EXERCISE AIM — Look through the records below and collect all lines that hold the string "البركات".

SUPPLIED RECORDS —
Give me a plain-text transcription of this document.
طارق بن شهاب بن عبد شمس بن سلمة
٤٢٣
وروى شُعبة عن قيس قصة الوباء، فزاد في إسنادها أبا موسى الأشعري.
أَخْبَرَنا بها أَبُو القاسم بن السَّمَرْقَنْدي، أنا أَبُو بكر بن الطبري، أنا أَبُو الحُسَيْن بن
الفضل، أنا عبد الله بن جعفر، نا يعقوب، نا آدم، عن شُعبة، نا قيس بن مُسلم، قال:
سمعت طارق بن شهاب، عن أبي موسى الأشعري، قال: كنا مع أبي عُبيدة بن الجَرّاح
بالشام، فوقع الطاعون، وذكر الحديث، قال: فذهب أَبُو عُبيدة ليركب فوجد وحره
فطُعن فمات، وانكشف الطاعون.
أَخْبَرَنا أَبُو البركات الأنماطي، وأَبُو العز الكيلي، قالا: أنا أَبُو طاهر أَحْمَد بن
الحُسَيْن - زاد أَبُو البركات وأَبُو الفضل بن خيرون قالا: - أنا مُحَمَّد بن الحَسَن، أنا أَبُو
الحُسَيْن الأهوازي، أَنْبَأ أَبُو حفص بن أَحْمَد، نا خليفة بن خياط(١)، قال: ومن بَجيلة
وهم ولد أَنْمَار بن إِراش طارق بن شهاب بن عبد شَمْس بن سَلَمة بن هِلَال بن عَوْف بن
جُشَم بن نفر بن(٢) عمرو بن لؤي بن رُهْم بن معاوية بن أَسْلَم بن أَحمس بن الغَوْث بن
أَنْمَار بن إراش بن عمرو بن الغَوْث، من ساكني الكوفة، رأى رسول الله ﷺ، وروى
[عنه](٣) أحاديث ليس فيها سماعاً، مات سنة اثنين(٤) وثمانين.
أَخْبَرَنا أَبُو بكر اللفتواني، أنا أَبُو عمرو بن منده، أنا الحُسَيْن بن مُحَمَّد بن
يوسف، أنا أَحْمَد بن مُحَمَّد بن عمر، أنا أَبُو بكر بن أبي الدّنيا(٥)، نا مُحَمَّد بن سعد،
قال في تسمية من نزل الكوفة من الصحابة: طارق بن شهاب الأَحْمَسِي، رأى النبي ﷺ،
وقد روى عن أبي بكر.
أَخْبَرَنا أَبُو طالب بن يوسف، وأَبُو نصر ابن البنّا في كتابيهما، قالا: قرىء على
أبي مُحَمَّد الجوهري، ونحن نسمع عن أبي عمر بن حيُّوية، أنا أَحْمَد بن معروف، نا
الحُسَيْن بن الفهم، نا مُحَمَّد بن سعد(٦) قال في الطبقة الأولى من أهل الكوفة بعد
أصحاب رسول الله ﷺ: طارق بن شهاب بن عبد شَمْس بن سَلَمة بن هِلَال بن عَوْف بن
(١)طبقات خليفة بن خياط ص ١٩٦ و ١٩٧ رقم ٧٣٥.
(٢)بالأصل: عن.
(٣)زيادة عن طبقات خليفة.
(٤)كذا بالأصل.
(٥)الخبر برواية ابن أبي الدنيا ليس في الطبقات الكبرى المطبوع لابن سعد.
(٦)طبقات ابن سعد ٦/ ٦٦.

EXERCISE ANSWER —
أَخْبَرَنا أَبُو البركات الأنماطي، وأَبُو العز الكيلي، قالا: أنا أَبُو طاهر أَحْمَد بن
الحُسَيْن - زاد أَبُو البركات وأَبُو الفضل بن خيرون قالا: - أنا مُحَمَّد بن الحَسَن، أنا أَبُو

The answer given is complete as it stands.